▸ Task statement
Where a line contains the word "Rabi", copy that line.

— START OF Recorded data —

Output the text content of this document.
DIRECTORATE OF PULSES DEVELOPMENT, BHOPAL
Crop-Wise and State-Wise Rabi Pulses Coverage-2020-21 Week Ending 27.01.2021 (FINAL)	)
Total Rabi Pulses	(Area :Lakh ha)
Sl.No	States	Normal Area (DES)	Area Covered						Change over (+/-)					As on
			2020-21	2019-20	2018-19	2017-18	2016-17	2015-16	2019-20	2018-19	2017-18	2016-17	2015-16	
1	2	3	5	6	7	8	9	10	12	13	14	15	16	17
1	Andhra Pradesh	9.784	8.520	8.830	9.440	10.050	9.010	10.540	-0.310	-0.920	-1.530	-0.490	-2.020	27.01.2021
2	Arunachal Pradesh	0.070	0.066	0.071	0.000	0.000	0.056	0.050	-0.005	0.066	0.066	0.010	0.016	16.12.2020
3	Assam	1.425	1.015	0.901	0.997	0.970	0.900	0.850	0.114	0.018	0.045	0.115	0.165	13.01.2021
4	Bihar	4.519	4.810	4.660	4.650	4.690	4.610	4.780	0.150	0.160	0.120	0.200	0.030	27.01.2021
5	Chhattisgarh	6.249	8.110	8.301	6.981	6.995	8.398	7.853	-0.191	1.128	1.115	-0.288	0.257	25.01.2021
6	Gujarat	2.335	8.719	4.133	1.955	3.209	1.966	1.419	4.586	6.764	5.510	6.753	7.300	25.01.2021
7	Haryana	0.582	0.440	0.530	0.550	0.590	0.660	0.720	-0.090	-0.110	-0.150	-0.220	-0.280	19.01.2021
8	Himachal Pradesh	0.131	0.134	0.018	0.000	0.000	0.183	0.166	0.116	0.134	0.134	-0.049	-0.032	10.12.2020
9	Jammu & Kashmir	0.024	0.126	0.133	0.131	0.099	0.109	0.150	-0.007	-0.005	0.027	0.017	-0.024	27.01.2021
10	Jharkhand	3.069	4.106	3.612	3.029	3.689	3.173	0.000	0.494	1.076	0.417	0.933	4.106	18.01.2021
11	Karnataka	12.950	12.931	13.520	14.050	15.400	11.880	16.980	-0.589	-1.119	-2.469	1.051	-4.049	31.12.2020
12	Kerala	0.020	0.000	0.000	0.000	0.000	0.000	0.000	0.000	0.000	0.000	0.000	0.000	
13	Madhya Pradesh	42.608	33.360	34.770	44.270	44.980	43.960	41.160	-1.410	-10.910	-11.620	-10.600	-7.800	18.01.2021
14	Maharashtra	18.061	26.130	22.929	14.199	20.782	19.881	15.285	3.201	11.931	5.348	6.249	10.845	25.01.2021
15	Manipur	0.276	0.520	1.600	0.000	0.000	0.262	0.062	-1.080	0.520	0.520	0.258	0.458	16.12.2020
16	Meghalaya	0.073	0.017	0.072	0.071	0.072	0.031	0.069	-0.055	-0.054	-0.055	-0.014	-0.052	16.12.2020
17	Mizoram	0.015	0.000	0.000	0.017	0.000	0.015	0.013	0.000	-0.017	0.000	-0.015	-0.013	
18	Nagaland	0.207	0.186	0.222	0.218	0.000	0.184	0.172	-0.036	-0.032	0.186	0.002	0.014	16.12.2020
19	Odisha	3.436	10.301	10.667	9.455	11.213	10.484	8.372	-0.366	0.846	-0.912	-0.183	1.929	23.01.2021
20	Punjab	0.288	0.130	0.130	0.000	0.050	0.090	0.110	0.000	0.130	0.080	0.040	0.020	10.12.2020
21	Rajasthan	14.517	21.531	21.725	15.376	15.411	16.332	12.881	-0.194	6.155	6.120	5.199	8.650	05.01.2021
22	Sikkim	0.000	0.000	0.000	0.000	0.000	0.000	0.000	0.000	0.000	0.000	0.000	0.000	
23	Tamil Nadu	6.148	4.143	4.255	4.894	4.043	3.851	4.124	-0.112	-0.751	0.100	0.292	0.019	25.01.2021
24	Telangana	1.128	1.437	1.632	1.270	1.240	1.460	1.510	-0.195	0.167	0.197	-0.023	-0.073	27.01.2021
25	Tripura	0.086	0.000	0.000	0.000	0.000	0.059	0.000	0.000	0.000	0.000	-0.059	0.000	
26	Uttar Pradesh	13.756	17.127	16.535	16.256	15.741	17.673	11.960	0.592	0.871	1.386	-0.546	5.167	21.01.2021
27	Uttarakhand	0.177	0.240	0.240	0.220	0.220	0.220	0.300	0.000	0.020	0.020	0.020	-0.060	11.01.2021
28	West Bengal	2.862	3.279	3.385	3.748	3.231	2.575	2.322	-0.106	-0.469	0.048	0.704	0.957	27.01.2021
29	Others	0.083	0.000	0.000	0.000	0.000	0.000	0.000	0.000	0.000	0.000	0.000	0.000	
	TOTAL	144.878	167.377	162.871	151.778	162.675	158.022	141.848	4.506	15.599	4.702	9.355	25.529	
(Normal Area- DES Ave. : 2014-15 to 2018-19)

— END OF Recorded data —

▸ The output
Crop-Wise and State-Wise Rabi Pulses Coverage-2020-21 Week Ending 27.01.2021 (FINAL)	)
Total Rabi Pulses	(Area :Lakh ha)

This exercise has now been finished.